Exercise directions: Repeat the whole listing below, word for word.
* * * *
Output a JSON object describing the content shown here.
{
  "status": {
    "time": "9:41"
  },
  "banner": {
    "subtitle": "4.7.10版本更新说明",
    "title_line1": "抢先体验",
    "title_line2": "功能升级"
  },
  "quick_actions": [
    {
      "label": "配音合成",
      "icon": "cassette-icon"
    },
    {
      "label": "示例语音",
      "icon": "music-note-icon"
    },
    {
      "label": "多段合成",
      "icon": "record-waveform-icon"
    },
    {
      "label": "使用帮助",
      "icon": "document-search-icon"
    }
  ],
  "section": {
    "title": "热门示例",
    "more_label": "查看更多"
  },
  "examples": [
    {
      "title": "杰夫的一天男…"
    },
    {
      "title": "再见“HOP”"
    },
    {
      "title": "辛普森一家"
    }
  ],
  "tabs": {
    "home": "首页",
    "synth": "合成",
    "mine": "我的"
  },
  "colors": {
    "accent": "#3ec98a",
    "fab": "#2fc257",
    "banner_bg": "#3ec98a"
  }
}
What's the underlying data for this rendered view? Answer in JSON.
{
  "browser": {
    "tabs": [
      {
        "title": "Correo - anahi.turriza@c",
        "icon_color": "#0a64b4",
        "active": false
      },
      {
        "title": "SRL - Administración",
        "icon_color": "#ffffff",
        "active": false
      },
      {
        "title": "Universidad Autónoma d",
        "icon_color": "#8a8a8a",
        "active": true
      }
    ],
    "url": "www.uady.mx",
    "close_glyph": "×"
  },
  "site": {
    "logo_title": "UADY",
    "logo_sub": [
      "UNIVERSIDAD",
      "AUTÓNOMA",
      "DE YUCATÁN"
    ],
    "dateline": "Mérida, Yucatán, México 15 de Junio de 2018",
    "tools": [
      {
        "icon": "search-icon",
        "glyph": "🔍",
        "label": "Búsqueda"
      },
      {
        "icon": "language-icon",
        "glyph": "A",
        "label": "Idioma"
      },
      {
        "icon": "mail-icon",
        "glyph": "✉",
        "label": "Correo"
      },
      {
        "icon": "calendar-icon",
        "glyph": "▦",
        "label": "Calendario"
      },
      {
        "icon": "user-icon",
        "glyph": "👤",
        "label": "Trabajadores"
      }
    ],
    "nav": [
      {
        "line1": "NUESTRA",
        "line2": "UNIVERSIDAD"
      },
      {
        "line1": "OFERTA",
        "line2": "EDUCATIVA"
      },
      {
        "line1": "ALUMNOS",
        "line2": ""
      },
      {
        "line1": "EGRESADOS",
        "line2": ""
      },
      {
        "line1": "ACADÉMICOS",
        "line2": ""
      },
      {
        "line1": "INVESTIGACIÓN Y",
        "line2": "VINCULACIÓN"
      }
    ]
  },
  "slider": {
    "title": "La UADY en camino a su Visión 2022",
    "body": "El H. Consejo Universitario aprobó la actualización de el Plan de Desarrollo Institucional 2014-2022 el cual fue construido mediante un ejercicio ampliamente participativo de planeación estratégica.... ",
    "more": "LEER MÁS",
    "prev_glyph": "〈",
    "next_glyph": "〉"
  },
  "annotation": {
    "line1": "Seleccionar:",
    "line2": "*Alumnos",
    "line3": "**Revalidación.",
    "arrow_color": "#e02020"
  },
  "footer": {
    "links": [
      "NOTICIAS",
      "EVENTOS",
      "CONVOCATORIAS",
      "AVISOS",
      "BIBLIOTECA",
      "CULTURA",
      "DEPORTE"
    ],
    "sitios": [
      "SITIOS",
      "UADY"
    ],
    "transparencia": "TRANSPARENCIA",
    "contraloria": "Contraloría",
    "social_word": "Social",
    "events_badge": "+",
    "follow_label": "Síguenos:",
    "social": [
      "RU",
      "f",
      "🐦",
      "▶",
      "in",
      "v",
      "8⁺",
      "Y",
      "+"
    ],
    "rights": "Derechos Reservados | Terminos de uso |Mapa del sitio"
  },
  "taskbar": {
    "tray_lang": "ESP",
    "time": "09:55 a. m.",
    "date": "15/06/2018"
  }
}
* * * *
Response to this exercise:
Output a JSON object describing the content shown here.
{
  "status": {
    "time": "9:41"
  },
  "banner": {
    "subtitle": "4.7.10版本更新说明",
    "title_line1": "抢先体验",
    "title_line2": "功能升级"
  },
  "quick_actions": [
    {
      "label": "配音合成",
      "icon": "cassette-icon"
    },
    {
      "label": "示例语音",
      "icon": "music-note-icon"
    },
    {
      "label": "多段合成",
      "icon": "record-waveform-icon"
    },
    {
      "label": "使用帮助",
      "icon": "document-search-icon"
    }
  ],
  "section": {
    "title": "热门示例",
    "more_label": "查看更多"
  },
  "examples": [
    {
      "title": "杰夫的一天男…"
    },
    {
      "title": "再见“HOP”"
    },
    {
      "title": "辛普森一家"
    }
  ],
  "tabs": {
    "home": "首页",
    "synth": "合成",
    "mine": "我的"
  },
  "colors": {
    "accent": "#3ec98a",
    "fab": "#2fc257",
    "banner_bg": "#3ec98a"
  }
}
What's the underlying data for this rendered view? Answer in JSON.
{
  "browser": {
    "tabs": [
      {
        "title": "Correo - anahi.turriza@c",
        "icon_color": "#0a64b4",
        "active": false
      },
      {
        "title": "SRL - Administración",
        "icon_color": "#ffffff",
        "active": false
      },
      {
        "title": "Universidad Autónoma d",
        "icon_color": "#8a8a8a",
        "active": true
      }
    ],
    "url": "www.uady.mx",
    "close_glyph": "×"
  },
  "site": {
    "logo_title": "UADY",
    "logo_sub": [
      "UNIVERSIDAD",
      "AUTÓNOMA",
      "DE YUCATÁN"
    ],
    "dateline": "Mérida, Yucatán, México 15 de Junio de 2018",
    "tools": [
      {
        "icon": "search-icon",
        "glyph": "🔍",
        "label": "Búsqueda"
      },
      {
        "icon": "language-icon",
        "glyph": "A",
        "label": "Idioma"
      },
      {
        "icon": "mail-icon",
        "glyph": "✉",
        "label": "Correo"
      },
      {
        "icon": "calendar-icon",
        "glyph": "▦",
        "label": "Calendario"
      },
      {
        "icon": "user-icon",
        "glyph": "👤",
        "label": "Trabajadores"
      }
    ],
    "nav": [
      {
        "line1": "NUESTRA",
        "line2": "UNIVERSIDAD"
      },
      {
        "line1": "OFERTA",
        "line2": "EDUCATIVA"
      },
      {
        "line1": "ALUMNOS",
        "line2": ""
      },
      {
        "line1": "EGRESADOS",
        "line2": ""
      },
      {
        "line1": "ACADÉMICOS",
        "line2": ""
      },
      {
        "line1": "INVESTIGACIÓN Y",
        "line2": "VINCULACIÓN"
      }
    ]
  },
  "slider": {
    "title": "La UADY en camino a su Visión 2022",
    "body": "El H. Consejo Universitario aprobó la actualización de el Plan de Desarrollo Institucional 2014-2022 el cual fue construido mediante un ejercicio ampliamente participativo de planeación estratégica.... ",
    "more": "LEER MÁS",
    "prev_glyph": "〈",
    "next_glyph": "〉"
  },
  "annotation": {
    "line1": "Seleccionar:",
    "line2": "*Alumnos",
    "line3": "**Revalidación.",
    "arrow_color": "#e02020"
  },
  "footer": {
    "links": [
      "NOTICIAS",
      "EVENTOS",
      "CONVOCATORIAS",
      "AVISOS",
      "BIBLIOTECA",
      "CULTURA",
      "DEPORTE"
    ],
    "sitios": [
      "SITIOS",
      "UADY"
    ],
    "transparencia": "TRANSPARENCIA",
    "contraloria": "Contraloría",
    "social_word": "Social",
    "events_badge": "+",
    "follow_label": "Síguenos:",
    "social": [
      "RU",
      "f",
      "🐦",
      "▶",
      "in",
      "v",
      "8⁺",
      "Y",
      "+"
    ],
    "rights": "Derechos Reservados | Terminos de uso |Mapa del sitio"
  },
  "taskbar": {
    "tray_lang": "ESP",
    "time": "09:55 a. m.",
    "date": "15/06/2018"
  }
}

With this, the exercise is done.